**PROBLEM TO WORK ON:** Repeat each entry in full, exactly.

**TASK INPUTS:**
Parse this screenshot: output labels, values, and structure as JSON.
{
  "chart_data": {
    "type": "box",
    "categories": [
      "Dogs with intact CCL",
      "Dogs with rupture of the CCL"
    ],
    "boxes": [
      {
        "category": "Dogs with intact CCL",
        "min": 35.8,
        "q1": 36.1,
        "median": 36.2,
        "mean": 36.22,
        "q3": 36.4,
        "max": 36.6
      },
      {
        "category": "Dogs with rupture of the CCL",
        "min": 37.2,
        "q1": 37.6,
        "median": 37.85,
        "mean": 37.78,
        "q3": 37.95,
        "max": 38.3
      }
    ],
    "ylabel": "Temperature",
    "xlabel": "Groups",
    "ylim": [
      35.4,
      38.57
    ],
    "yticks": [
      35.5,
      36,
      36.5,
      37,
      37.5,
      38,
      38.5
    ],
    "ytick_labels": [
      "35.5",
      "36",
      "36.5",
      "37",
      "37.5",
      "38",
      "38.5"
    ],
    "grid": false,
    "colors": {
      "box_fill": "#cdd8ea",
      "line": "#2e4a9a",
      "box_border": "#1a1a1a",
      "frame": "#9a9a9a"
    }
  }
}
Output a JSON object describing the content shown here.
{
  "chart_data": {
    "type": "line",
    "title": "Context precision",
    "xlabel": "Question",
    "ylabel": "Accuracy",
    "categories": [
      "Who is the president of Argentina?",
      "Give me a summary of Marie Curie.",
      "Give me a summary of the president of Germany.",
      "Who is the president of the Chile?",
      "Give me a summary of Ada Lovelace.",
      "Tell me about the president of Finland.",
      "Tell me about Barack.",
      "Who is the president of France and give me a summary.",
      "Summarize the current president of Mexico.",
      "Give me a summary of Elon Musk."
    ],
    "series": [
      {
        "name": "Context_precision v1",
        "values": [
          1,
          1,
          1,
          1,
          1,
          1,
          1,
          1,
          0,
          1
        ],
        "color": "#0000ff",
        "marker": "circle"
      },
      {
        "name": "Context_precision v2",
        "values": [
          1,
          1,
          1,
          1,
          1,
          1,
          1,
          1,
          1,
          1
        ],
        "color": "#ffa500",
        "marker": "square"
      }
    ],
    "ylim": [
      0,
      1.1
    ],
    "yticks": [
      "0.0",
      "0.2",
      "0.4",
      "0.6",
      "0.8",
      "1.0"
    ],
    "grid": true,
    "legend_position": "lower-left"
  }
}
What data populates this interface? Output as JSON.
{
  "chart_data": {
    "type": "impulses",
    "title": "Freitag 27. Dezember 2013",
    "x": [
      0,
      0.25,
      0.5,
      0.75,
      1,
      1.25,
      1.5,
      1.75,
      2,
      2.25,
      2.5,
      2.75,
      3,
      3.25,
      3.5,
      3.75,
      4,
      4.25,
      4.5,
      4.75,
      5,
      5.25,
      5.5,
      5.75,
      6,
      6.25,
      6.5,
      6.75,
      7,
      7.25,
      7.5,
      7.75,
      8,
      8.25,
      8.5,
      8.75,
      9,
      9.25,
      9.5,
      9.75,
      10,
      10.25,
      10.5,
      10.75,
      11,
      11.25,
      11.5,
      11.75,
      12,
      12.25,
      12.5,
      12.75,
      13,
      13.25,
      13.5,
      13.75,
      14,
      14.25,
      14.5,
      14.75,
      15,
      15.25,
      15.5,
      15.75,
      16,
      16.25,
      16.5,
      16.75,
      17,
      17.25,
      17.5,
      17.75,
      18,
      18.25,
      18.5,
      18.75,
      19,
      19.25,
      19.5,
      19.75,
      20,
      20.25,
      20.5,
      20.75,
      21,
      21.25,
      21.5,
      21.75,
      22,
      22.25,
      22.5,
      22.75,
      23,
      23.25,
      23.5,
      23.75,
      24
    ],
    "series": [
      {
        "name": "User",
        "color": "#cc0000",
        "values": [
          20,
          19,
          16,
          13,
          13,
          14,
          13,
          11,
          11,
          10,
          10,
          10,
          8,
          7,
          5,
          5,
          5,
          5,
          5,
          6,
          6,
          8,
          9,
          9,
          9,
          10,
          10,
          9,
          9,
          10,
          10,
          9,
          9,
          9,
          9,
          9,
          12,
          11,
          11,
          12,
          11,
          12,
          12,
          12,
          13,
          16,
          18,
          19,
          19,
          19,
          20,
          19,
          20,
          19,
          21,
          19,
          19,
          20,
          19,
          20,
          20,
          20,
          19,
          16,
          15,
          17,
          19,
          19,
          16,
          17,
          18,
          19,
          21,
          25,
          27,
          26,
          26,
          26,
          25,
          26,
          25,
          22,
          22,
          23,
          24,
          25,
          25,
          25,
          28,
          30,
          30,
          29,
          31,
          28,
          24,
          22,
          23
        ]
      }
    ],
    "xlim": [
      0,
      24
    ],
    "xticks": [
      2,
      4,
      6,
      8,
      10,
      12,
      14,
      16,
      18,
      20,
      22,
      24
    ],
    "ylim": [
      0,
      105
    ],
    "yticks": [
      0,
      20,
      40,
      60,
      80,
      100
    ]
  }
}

**CORRECT RESPONSE:**
Parse this screenshot: output labels, values, and structure as JSON.
{
  "chart_data": {
    "type": "box",
    "categories": [
      "Dogs with intact CCL",
      "Dogs with rupture of the CCL"
    ],
    "boxes": [
      {
        "category": "Dogs with intact CCL",
        "min": 35.8,
        "q1": 36.1,
        "median": 36.2,
        "mean": 36.22,
        "q3": 36.4,
        "max": 36.6
      },
      {
        "category": "Dogs with rupture of the CCL",
        "min": 37.2,
        "q1": 37.6,
        "median": 37.85,
        "mean": 37.78,
        "q3": 37.95,
        "max": 38.3
      }
    ],
    "ylabel": "Temperature",
    "xlabel": "Groups",
    "ylim": [
      35.4,
      38.57
    ],
    "yticks": [
      35.5,
      36,
      36.5,
      37,
      37.5,
      38,
      38.5
    ],
    "ytick_labels": [
      "35.5",
      "36",
      "36.5",
      "37",
      "37.5",
      "38",
      "38.5"
    ],
    "grid": false,
    "colors": {
      "box_fill": "#cdd8ea",
      "line": "#2e4a9a",
      "box_border": "#1a1a1a",
      "frame": "#9a9a9a"
    }
  }
}
Output a JSON object describing the content shown here.
{
  "chart_data": {
    "type": "line",
    "title": "Context precision",
    "xlabel": "Question",
    "ylabel": "Accuracy",
    "categories": [
      "Who is the president of Argentina?",
      "Give me a summary of Marie Curie.",
      "Give me a summary of the president of Germany.",
      "Who is the president of the Chile?",
      "Give me a summary of Ada Lovelace.",
      "Tell me about the president of Finland.",
      "Tell me about Barack.",
      "Who is the president of France and give me a summary.",
      "Summarize the current president of Mexico.",
      "Give me a summary of Elon Musk."
    ],
    "series": [
      {
        "name": "Context_precision v1",
        "values": [
          1,
          1,
          1,
          1,
          1,
          1,
          1,
          1,
          0,
          1
        ],
        "color": "#0000ff",
        "marker": "circle"
      },
      {
        "name": "Context_precision v2",
        "values": [
          1,
          1,
          1,
          1,
          1,
          1,
          1,
          1,
          1,
          1
        ],
        "color": "#ffa500",
        "marker": "square"
      }
    ],
    "ylim": [
      0,
      1.1
    ],
    "yticks": [
      "0.0",
      "0.2",
      "0.4",
      "0.6",
      "0.8",
      "1.0"
    ],
    "grid": true,
    "legend_position": "lower-left"
  }
}
What data populates this interface? Output as JSON.
{
  "chart_data": {
    "type": "impulses",
    "title": "Freitag 27. Dezember 2013",
    "x": [
      0,
      0.25,
      0.5,
      0.75,
      1,
      1.25,
      1.5,
      1.75,
      2,
      2.25,
      2.5,
      2.75,
      3,
      3.25,
      3.5,
      3.75,
      4,
      4.25,
      4.5,
      4.75,
      5,
      5.25,
      5.5,
      5.75,
      6,
      6.25,
      6.5,
      6.75,
      7,
      7.25,
      7.5,
      7.75,
      8,
      8.25,
      8.5,
      8.75,
      9,
      9.25,
      9.5,
      9.75,
      10,
      10.25,
      10.5,
      10.75,
      11,
      11.25,
      11.5,
      11.75,
      12,
      12.25,
      12.5,
      12.75,
      13,
      13.25,
      13.5,
      13.75,
      14,
      14.25,
      14.5,
      14.75,
      15,
      15.25,
      15.5,
      15.75,
      16,
      16.25,
      16.5,
      16.75,
      17,
      17.25,
      17.5,
      17.75,
      18,
      18.25,
      18.5,
      18.75,
      19,
      19.25,
      19.5,
      19.75,
      20,
      20.25,
      20.5,
      20.75,
      21,
      21.25,
      21.5,
      21.75,
      22,
      22.25,
      22.5,
      22.75,
      23,
      23.25,
      23.5,
      23.75,
      24
    ],
    "series": [
      {
        "name": "User",
        "color": "#cc0000",
        "values": [
          20,
          19,
          16,
          13,
          13,
          14,
          13,
          11,
          11,
          10,
          10,
          10,
          8,
          7,
          5,
          5,
          5,
          5,
          5,
          6,
          6,
          8,
          9,
          9,
          9,
          10,
          10,
          9,
          9,
          10,
          10,
          9,
          9,
          9,
          9,
          9,
          12,
          11,
          11,
          12,
          11,
          12,
          12,
          12,
          13,
          16,
          18,
          19,
          19,
          19,
          20,
          19,
          20,
          19,
          21,
          19,
          19,
          20,
          19,
          20,
          20,
          20,
          19,
          16,
          15,
          17,
          19,
          19,
          16,
          17,
          18,
          19,
          21,
          25,
          27,
          26,
          26,
          26,
          25,
          26,
          25,
          22,
          22,
          23,
          24,
          25,
          25,
          25,
          28,
          30,
          30,
          29,
          31,
          28,
          24,
          22,
          23
        ]
      }
    ],
    "xlim": [
      0,
      24
    ],
    "xticks": [
      2,
      4,
      6,
      8,
      10,
      12,
      14,
      16,
      18,
      20,
      22,
      24
    ],
    "ylim": [
      0,
      105
    ],
    "yticks": [
      0,
      20,
      40,
      60,
      80,
      100
    ]
  }
}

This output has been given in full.